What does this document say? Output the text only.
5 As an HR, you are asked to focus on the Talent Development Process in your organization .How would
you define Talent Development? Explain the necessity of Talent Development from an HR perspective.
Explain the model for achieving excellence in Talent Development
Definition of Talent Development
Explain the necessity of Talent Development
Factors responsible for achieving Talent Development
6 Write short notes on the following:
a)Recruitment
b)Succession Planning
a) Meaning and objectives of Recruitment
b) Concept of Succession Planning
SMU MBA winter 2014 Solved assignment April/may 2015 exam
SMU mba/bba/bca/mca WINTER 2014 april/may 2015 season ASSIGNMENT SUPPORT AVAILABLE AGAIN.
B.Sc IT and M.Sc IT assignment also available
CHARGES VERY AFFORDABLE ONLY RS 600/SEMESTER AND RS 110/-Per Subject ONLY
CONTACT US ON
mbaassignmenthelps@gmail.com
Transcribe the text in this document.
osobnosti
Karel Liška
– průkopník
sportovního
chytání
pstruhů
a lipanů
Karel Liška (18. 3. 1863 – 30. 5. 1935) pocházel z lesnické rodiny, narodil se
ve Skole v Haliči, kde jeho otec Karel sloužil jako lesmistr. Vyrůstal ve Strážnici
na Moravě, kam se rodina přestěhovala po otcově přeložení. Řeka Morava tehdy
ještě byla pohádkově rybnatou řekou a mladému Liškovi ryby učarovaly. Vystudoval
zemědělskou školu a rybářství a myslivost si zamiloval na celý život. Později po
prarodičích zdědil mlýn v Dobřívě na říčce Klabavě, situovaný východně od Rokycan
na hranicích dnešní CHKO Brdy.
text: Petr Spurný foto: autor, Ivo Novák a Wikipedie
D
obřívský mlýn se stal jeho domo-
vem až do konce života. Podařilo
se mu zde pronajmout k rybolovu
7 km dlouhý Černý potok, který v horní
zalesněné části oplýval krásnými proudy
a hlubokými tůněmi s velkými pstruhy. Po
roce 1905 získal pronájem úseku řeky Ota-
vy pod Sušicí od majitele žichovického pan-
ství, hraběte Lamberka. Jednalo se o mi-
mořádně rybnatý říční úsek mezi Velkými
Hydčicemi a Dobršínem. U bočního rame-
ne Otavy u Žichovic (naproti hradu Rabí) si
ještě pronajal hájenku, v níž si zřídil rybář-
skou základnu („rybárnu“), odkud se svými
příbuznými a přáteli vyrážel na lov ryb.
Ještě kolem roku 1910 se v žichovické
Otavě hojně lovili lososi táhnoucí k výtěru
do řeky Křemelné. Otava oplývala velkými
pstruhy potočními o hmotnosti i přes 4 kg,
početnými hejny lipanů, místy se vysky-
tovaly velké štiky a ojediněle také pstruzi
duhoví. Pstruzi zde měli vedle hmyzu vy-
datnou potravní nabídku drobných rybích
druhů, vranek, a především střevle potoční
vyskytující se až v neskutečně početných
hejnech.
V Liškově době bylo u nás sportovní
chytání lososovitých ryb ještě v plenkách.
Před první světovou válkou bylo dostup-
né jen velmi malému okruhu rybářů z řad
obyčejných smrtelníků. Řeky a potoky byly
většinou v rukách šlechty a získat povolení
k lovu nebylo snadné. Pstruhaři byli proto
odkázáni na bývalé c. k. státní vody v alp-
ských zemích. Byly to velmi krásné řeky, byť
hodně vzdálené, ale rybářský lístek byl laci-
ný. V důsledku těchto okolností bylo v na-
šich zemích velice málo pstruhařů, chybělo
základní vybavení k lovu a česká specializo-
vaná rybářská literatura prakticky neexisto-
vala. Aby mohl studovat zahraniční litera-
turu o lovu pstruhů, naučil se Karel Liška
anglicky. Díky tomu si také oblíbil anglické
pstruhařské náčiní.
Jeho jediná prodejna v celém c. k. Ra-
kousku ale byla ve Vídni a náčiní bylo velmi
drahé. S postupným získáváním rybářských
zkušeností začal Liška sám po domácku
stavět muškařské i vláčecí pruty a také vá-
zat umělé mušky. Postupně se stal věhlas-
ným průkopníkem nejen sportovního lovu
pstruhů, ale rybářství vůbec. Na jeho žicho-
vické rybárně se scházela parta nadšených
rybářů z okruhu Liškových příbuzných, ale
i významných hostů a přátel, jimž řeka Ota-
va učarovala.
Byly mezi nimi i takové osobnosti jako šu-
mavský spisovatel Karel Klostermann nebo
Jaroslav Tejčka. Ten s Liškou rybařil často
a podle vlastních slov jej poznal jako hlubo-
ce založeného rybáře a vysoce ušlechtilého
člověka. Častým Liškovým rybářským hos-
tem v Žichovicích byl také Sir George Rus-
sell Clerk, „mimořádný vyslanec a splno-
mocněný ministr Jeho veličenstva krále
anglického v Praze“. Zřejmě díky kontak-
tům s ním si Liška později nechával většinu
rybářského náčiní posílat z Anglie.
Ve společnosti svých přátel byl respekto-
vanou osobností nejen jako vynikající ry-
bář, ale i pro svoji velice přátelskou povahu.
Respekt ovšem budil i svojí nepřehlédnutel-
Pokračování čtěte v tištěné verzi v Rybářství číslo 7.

···

● TO DO:
Your task is to quote all of the data word for word.

● WORKED ANSWER:
What does this document say? Output the text only.
5 As an HR, you are asked to focus on the Talent Development Process in your organization .How would
you define Talent Development? Explain the necessity of Talent Development from an HR perspective.
Explain the model for achieving excellence in Talent Development
Definition of Talent Development
Explain the necessity of Talent Development
Factors responsible for achieving Talent Development
6 Write short notes on the following:
a)Recruitment
b)Succession Planning
a) Meaning and objectives of Recruitment
b) Concept of Succession Planning
SMU MBA winter 2014 Solved assignment April/may 2015 exam
SMU mba/bba/bca/mca WINTER 2014 april/may 2015 season ASSIGNMENT SUPPORT AVAILABLE AGAIN.
B.Sc IT and M.Sc IT assignment also available
CHARGES VERY AFFORDABLE ONLY RS 600/SEMESTER AND RS 110/-Per Subject ONLY
CONTACT US ON
mbaassignmenthelps@gmail.com
Transcribe the text in this document.
osobnosti
Karel Liška
– průkopník
sportovního
chytání
pstruhů
a lipanů
Karel Liška (18. 3. 1863 – 30. 5. 1935) pocházel z lesnické rodiny, narodil se
ve Skole v Haliči, kde jeho otec Karel sloužil jako lesmistr. Vyrůstal ve Strážnici
na Moravě, kam se rodina přestěhovala po otcově přeložení. Řeka Morava tehdy
ještě byla pohádkově rybnatou řekou a mladému Liškovi ryby učarovaly. Vystudoval
zemědělskou školu a rybářství a myslivost si zamiloval na celý život. Později po
prarodičích zdědil mlýn v Dobřívě na říčce Klabavě, situovaný východně od Rokycan
na hranicích dnešní CHKO Brdy.
text: Petr Spurný foto: autor, Ivo Novák a Wikipedie
D
obřívský mlýn se stal jeho domo-
vem až do konce života. Podařilo
se mu zde pronajmout k rybolovu
7 km dlouhý Černý potok, který v horní
zalesněné části oplýval krásnými proudy
a hlubokými tůněmi s velkými pstruhy. Po
roce 1905 získal pronájem úseku řeky Ota-
vy pod Sušicí od majitele žichovického pan-
ství, hraběte Lamberka. Jednalo se o mi-
mořádně rybnatý říční úsek mezi Velkými
Hydčicemi a Dobršínem. U bočního rame-
ne Otavy u Žichovic (naproti hradu Rabí) si
ještě pronajal hájenku, v níž si zřídil rybář-
skou základnu („rybárnu“), odkud se svými
příbuznými a přáteli vyrážel na lov ryb.
Ještě kolem roku 1910 se v žichovické
Otavě hojně lovili lososi táhnoucí k výtěru
do řeky Křemelné. Otava oplývala velkými
pstruhy potočními o hmotnosti i přes 4 kg,
početnými hejny lipanů, místy se vysky-
tovaly velké štiky a ojediněle také pstruzi
duhoví. Pstruzi zde měli vedle hmyzu vy-
datnou potravní nabídku drobných rybích
druhů, vranek, a především střevle potoční
vyskytující se až v neskutečně početných
hejnech.
V Liškově době bylo u nás sportovní
chytání lososovitých ryb ještě v plenkách.
Před první světovou válkou bylo dostup-
né jen velmi malému okruhu rybářů z řad
obyčejných smrtelníků. Řeky a potoky byly
většinou v rukách šlechty a získat povolení
k lovu nebylo snadné. Pstruhaři byli proto
odkázáni na bývalé c. k. státní vody v alp-
ských zemích. Byly to velmi krásné řeky, byť
hodně vzdálené, ale rybářský lístek byl laci-
ný. V důsledku těchto okolností bylo v na-
šich zemích velice málo pstruhařů, chybělo
základní vybavení k lovu a česká specializo-
vaná rybářská literatura prakticky neexisto-
vala. Aby mohl studovat zahraniční litera-
turu o lovu pstruhů, naučil se Karel Liška
anglicky. Díky tomu si také oblíbil anglické
pstruhařské náčiní.
Jeho jediná prodejna v celém c. k. Ra-
kousku ale byla ve Vídni a náčiní bylo velmi
drahé. S postupným získáváním rybářských
zkušeností začal Liška sám po domácku
stavět muškařské i vláčecí pruty a také vá-
zat umělé mušky. Postupně se stal věhlas-
ným průkopníkem nejen sportovního lovu
pstruhů, ale rybářství vůbec. Na jeho žicho-
vické rybárně se scházela parta nadšených
rybářů z okruhu Liškových příbuzných, ale
i významných hostů a přátel, jimž řeka Ota-
va učarovala.
Byly mezi nimi i takové osobnosti jako šu-
mavský spisovatel Karel Klostermann nebo
Jaroslav Tejčka. Ten s Liškou rybařil často
a podle vlastních slov jej poznal jako hlubo-
ce založeného rybáře a vysoce ušlechtilého
člověka. Častým Liškovým rybářským hos-
tem v Žichovicích byl také Sir George Rus-
sell Clerk, „mimořádný vyslanec a splno-
mocněný ministr Jeho veličenstva krále
anglického v Praze“. Zřejmě díky kontak-
tům s ním si Liška později nechával většinu
rybářského náčiní posílat z Anglie.
Ve společnosti svých přátel byl respekto-
vanou osobností nejen jako vynikající ry-
bář, ale i pro svoji velice přátelskou povahu.
Respekt ovšem budil i svojí nepřehlédnutel-
Pokračování čtěte v tištěné verzi v Rybářství číslo 7.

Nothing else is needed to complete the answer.